— Start of DATA ROWS —

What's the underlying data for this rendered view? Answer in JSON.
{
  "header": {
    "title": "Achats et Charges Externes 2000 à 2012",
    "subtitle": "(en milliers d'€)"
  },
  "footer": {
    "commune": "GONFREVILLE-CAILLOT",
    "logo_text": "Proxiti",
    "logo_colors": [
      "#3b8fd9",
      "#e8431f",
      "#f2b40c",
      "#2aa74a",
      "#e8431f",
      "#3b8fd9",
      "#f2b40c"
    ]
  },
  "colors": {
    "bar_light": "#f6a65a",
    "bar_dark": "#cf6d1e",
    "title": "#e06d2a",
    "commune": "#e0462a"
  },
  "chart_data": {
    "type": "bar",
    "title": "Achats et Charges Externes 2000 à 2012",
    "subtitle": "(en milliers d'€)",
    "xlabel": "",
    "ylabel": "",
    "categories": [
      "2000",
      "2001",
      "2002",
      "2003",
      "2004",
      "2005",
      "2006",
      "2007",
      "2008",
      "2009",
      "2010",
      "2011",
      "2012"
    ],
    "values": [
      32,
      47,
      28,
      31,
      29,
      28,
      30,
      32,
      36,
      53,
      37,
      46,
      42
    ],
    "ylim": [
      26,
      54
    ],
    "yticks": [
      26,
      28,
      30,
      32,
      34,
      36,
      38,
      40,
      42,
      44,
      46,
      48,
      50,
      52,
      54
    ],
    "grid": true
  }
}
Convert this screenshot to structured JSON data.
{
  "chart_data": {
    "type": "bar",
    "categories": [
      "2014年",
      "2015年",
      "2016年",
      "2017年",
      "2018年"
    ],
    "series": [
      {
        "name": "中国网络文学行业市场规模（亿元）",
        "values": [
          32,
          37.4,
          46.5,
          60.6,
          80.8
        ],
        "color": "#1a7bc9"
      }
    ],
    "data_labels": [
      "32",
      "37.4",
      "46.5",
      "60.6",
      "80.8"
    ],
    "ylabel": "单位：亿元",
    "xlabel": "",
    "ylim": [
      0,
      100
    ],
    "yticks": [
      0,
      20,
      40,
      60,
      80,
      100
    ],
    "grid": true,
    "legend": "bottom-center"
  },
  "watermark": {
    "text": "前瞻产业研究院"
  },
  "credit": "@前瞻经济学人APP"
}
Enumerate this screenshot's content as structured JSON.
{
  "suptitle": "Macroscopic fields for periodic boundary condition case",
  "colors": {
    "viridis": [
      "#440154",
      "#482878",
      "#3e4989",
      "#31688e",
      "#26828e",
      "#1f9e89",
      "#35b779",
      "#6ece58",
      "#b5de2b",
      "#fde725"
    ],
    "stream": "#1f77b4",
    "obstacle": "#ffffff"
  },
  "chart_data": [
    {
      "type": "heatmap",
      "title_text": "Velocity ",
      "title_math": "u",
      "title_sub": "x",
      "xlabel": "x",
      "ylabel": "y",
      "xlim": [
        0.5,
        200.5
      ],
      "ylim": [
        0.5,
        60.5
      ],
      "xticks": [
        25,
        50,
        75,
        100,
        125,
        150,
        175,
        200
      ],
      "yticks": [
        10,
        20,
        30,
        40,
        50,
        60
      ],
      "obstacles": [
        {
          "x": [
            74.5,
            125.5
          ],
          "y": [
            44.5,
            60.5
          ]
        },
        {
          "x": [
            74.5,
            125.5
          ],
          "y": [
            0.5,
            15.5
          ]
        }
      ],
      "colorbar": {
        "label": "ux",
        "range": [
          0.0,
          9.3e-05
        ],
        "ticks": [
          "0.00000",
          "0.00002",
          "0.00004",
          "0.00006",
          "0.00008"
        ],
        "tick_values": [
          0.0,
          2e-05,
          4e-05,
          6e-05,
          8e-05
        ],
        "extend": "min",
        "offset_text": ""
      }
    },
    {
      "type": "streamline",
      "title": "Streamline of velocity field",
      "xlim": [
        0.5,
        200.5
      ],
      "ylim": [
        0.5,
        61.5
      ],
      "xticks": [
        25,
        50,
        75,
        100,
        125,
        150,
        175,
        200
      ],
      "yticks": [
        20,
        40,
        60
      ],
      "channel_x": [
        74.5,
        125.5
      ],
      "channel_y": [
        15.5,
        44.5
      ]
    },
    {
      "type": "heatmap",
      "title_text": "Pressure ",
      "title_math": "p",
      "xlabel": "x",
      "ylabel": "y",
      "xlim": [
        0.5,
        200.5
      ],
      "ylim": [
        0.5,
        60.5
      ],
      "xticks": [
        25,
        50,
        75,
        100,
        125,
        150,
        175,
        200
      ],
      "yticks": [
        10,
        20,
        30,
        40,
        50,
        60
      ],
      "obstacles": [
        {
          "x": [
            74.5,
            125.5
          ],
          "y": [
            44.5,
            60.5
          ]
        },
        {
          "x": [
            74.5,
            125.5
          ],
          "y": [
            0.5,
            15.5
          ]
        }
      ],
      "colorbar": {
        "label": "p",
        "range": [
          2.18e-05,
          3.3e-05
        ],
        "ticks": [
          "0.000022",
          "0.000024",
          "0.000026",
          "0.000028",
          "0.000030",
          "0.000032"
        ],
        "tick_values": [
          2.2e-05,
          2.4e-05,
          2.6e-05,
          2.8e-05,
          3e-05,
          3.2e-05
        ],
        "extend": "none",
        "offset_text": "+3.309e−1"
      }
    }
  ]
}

— End of DATA ROWS —

WHAT TO PRODUCE
Your task is to reproduce all of the records exactly.

EXERCISE RESULT
What's the underlying data for this rendered view? Answer in JSON.
{
  "header": {
    "title": "Achats et Charges Externes 2000 à 2012",
    "subtitle": "(en milliers d'€)"
  },
  "footer": {
    "commune": "GONFREVILLE-CAILLOT",
    "logo_text": "Proxiti",
    "logo_colors": [
      "#3b8fd9",
      "#e8431f",
      "#f2b40c",
      "#2aa74a",
      "#e8431f",
      "#3b8fd9",
      "#f2b40c"
    ]
  },
  "colors": {
    "bar_light": "#f6a65a",
    "bar_dark": "#cf6d1e",
    "title": "#e06d2a",
    "commune": "#e0462a"
  },
  "chart_data": {
    "type": "bar",
    "title": "Achats et Charges Externes 2000 à 2012",
    "subtitle": "(en milliers d'€)",
    "xlabel": "",
    "ylabel": "",
    "categories": [
      "2000",
      "2001",
      "2002",
      "2003",
      "2004",
      "2005",
      "2006",
      "2007",
      "2008",
      "2009",
      "2010",
      "2011",
      "2012"
    ],
    "values": [
      32,
      47,
      28,
      31,
      29,
      28,
      30,
      32,
      36,
      53,
      37,
      46,
      42
    ],
    "ylim": [
      26,
      54
    ],
    "yticks": [
      26,
      28,
      30,
      32,
      34,
      36,
      38,
      40,
      42,
      44,
      46,
      48,
      50,
      52,
      54
    ],
    "grid": true
  }
}
Convert this screenshot to structured JSON data.
{
  "chart_data": {
    "type": "bar",
    "categories": [
      "2014年",
      "2015年",
      "2016年",
      "2017年",
      "2018年"
    ],
    "series": [
      {
        "name": "中国网络文学行业市场规模（亿元）",
        "values": [
          32,
          37.4,
          46.5,
          60.6,
          80.8
        ],
        "color": "#1a7bc9"
      }
    ],
    "data_labels": [
      "32",
      "37.4",
      "46.5",
      "60.6",
      "80.8"
    ],
    "ylabel": "单位：亿元",
    "xlabel": "",
    "ylim": [
      0,
      100
    ],
    "yticks": [
      0,
      20,
      40,
      60,
      80,
      100
    ],
    "grid": true,
    "legend": "bottom-center"
  },
  "watermark": {
    "text": "前瞻产业研究院"
  },
  "credit": "@前瞻经济学人APP"
}
Enumerate this screenshot's content as structured JSON.
{
  "suptitle": "Macroscopic fields for periodic boundary condition case",
  "colors": {
    "viridis": [
      "#440154",
      "#482878",
      "#3e4989",
      "#31688e",
      "#26828e",
      "#1f9e89",
      "#35b779",
      "#6ece58",
      "#b5de2b",
      "#fde725"
    ],
    "stream": "#1f77b4",
    "obstacle": "#ffffff"
  },
  "chart_data": [
    {
      "type": "heatmap",
      "title_text": "Velocity ",
      "title_math": "u",
      "title_sub": "x",
      "xlabel": "x",
      "ylabel": "y",
      "xlim": [
        0.5,
        200.5
      ],
      "ylim": [
        0.5,
        60.5
      ],
      "xticks": [
        25,
        50,
        75,
        100,
        125,
        150,
        175,
        200
      ],
      "yticks": [
        10,
        20,
        30,
        40,
        50,
        60
      ],
      "obstacles": [
        {
          "x": [
            74.5,
            125.5
          ],
          "y": [
            44.5,
            60.5
          ]
        },
        {
          "x": [
            74.5,
            125.5
          ],
          "y": [
            0.5,
            15.5
          ]
        }
      ],
      "colorbar": {
        "label": "ux",
        "range": [
          0.0,
          9.3e-05
        ],
        "ticks": [
          "0.00000",
          "0.00002",
          "0.00004",
          "0.00006",
          "0.00008"
        ],
        "tick_values": [
          0.0,
          2e-05,
          4e-05,
          6e-05,
          8e-05
        ],
        "extend": "min",
        "offset_text": ""
      }
    },
    {
      "type": "streamline",
      "title": "Streamline of velocity field",
      "xlim": [
        0.5,
        200.5
      ],
      "ylim": [
        0.5,
        61.5
      ],
      "xticks": [
        25,
        50,
        75,
        100,
        125,
        150,
        175,
        200
      ],
      "yticks": [
        20,
        40,
        60
      ],
      "channel_x": [
        74.5,
        125.5
      ],
      "channel_y": [
        15.5,
        44.5
      ]
    },
    {
      "type": "heatmap",
      "title_text": "Pressure ",
      "title_math": "p",
      "xlabel": "x",
      "ylabel": "y",
      "xlim": [
        0.5,
        200.5
      ],
      "ylim": [
        0.5,
        60.5
      ],
      "xticks": [
        25,
        50,
        75,
        100,
        125,
        150,
        175,
        200
      ],
      "yticks": [
        10,
        20,
        30,
        40,
        50,
        60
      ],
      "obstacles": [
        {
          "x": [
            74.5,
            125.5
          ],
          "y": [
            44.5,
            60.5
          ]
        },
        {
          "x": [
            74.5,
            125.5
          ],
          "y": [
            0.5,
            15.5
          ]
        }
      ],
      "colorbar": {
        "label": "p",
        "range": [
          2.18e-05,
          3.3e-05
        ],
        "ticks": [
          "0.000022",
          "0.000024",
          "0.000026",
          "0.000028",
          "0.000030",
          "0.000032"
        ],
        "tick_values": [
          2.2e-05,
          2.4e-05,
          2.6e-05,
          2.8e-05,
          3e-05,
          3.2e-05
        ],
        "extend": "none",
        "offset_text": "+3.309e−1"
      }
    }
  ]
}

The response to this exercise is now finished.